REQUIRED WORK: Identify all lines in the data containing the string "this". Copy them out.

Figure dataset records:

_ _ _ _ _ _ _

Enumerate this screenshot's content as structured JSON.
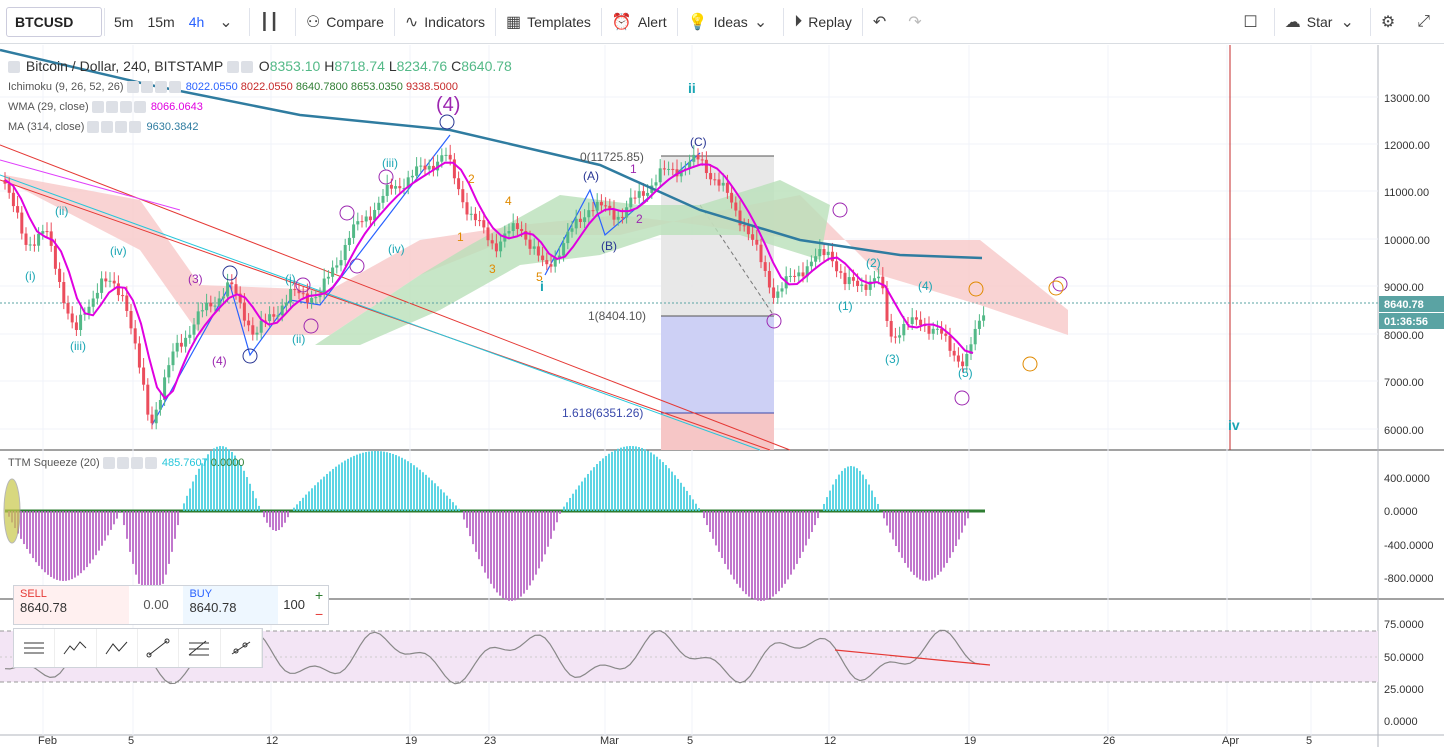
{
  "toolbar": {
    "symbol": "BTCUSD",
    "intervals": [
      "5m",
      "15m",
      "4h"
    ],
    "active_interval": "4h",
    "compare": "Compare",
    "indicators": "Indicators",
    "templates": "Templates",
    "alert": "Alert",
    "ideas": "Ideas",
    "replay": "Replay",
    "star": "Star"
  },
  "legend": {
    "title": "Bitcoin / Dollar, 240, BITSTAMP",
    "o_label": "O",
    "o": "8353.10",
    "h_label": "H",
    "h": "8718.74",
    "l_label": "L",
    "l": "8234.76",
    "c_label": "C",
    "c": "8640.78",
    "ichimoku": "Ichimoku (9, 26, 52, 26)",
    "ichimoku_vals": [
      "8022.0550",
      "8022.0550",
      "8640.7800",
      "8653.0350",
      "9338.5000"
    ],
    "wma": "WMA (29, close)",
    "wma_val": "8066.0643",
    "ma": "MA (314, close)",
    "ma_val": "9630.3842",
    "ttm": "TTM Squeeze (20)",
    "ttm_vals": [
      "485.7607",
      "0.0000"
    ]
  },
  "price_axis": {
    "ticks": [
      "13000.00",
      "12000.00",
      "11000.00",
      "10000.00",
      "9000.00",
      "8000.00",
      "7000.00",
      "6000.00"
    ],
    "last_price": "8640.78",
    "countdown": "01:36:56"
  },
  "ttm_axis": {
    "ticks": [
      "400.0000",
      "0.0000",
      "-400.0000",
      "-800.0000"
    ]
  },
  "rsi_axis": {
    "ticks": [
      "75.0000",
      "50.0000",
      "25.0000",
      "0.0000"
    ]
  },
  "time_axis": {
    "ticks": [
      "Feb",
      "5",
      "12",
      "19",
      "23",
      "Mar",
      "5",
      "12",
      "19",
      "26",
      "Apr",
      "5"
    ]
  },
  "fib": {
    "level0": "0(11725.85)",
    "level1": "1(8404.10)",
    "level1618": "1.618(6351.26)"
  },
  "wave_labels": {
    "w4_big": "(4)",
    "w_ii_top": "ii",
    "wave_i": "i",
    "wave_iv": "iv"
  },
  "trade_panel": {
    "sell_label": "SELL",
    "sell_price": "8640.78",
    "spread": "0.00",
    "buy_label": "BUY",
    "buy_price": "8640.78",
    "qty": "100",
    "plus": "+",
    "minus": "−"
  },
  "colors": {
    "up": "#53b987",
    "down": "#eb4d5c",
    "wma": "#e000e0",
    "ma": "#2c7d9e",
    "accent": "#2962ff",
    "cloud_green": "#a5d6a7",
    "cloud_red": "#f8bbbb"
  }
}
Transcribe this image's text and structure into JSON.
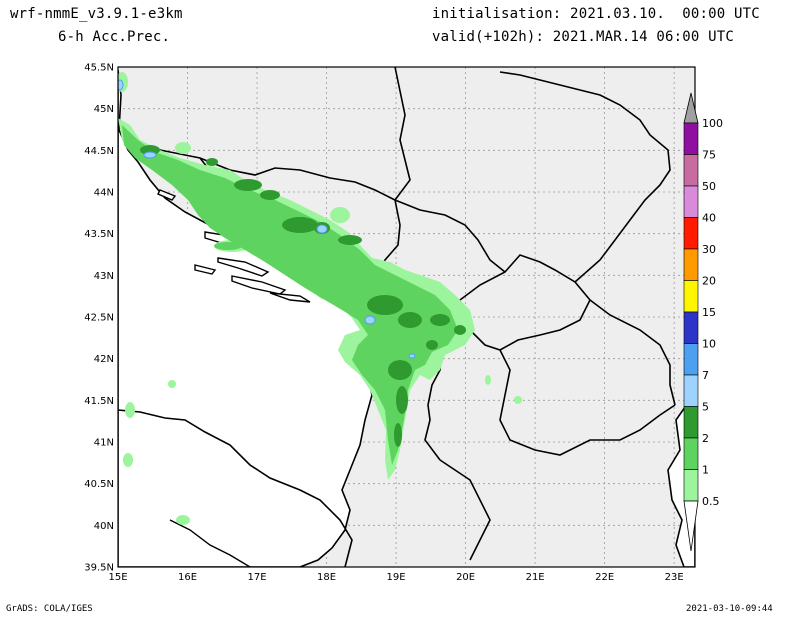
{
  "header": {
    "model": "wrf-nmmE_v3.9.1-e3km",
    "field": "6-h Acc.Prec.",
    "init": "initialisation: 2021.03.10.  00:00 UTC",
    "valid": "valid(+102h): 2021.MAR.14 06:00 UTC"
  },
  "axes": {
    "lat_labels": [
      "45.5N",
      "45N",
      "44.5N",
      "44N",
      "43.5N",
      "43N",
      "42.5N",
      "42N",
      "41.5N",
      "41N",
      "40.5N",
      "40N",
      "39.5N"
    ],
    "lon_labels": [
      "15E",
      "16E",
      "17E",
      "18E",
      "19E",
      "20E",
      "21E",
      "22E",
      "23E"
    ],
    "lat_range": [
      39.5,
      45.5
    ],
    "lon_range": [
      15,
      23.3
    ]
  },
  "colorbar": {
    "labels": [
      "0.5",
      "1",
      "2",
      "5",
      "7",
      "10",
      "15",
      "20",
      "30",
      "40",
      "50",
      "75",
      "100"
    ],
    "colors": [
      "#9cf59c",
      "#5fd35f",
      "#2f9a2f",
      "#9ed2ff",
      "#4d9ff0",
      "#2d34c8",
      "#fff500",
      "#ff9a00",
      "#ff1a00",
      "#d98ad9",
      "#c76ba1",
      "#8e0fa0",
      "#a0a0a0"
    ]
  },
  "footer": {
    "left": "GrADS: COLA/IGES",
    "right": "2021-03-10-09:44"
  }
}
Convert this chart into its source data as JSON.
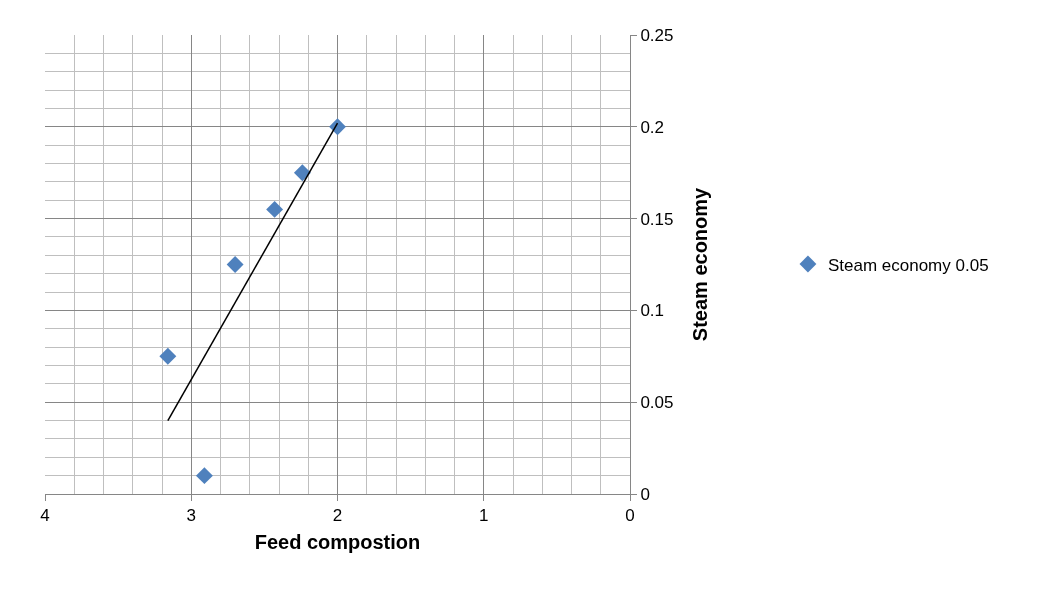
{
  "chart_data": {
    "type": "scatter",
    "xlabel": "Feed compostion",
    "ylabel": "Steam economy",
    "xlim": [
      4,
      0
    ],
    "xticks": [
      4,
      3,
      2,
      1,
      0
    ],
    "ylim": [
      0,
      0.25
    ],
    "yticks": [
      0,
      0.05,
      0.1,
      0.15,
      0.2,
      0.25
    ],
    "grid": true,
    "legend": "right",
    "marker": "diamond",
    "series": [
      {
        "name": "Steam economy 0.05",
        "color": "#4f81bd",
        "x": [
          2.0,
          2.24,
          2.43,
          2.7,
          3.16,
          2.91
        ],
        "values": [
          0.2,
          0.175,
          0.155,
          0.125,
          0.075,
          0.01
        ]
      },
      {
        "type": "line",
        "marker": "none",
        "color": "#000000",
        "x": [
          3.16,
          2.0
        ],
        "values": [
          0.04,
          0.202
        ]
      }
    ]
  }
}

_ _ _ _ _ _ _

SOLUTION BELOW:
Enumerate this screenshot's content as structured JSON.
Transcribe this image's text and structure into JSON.
Convert this chart into its source data as JSON.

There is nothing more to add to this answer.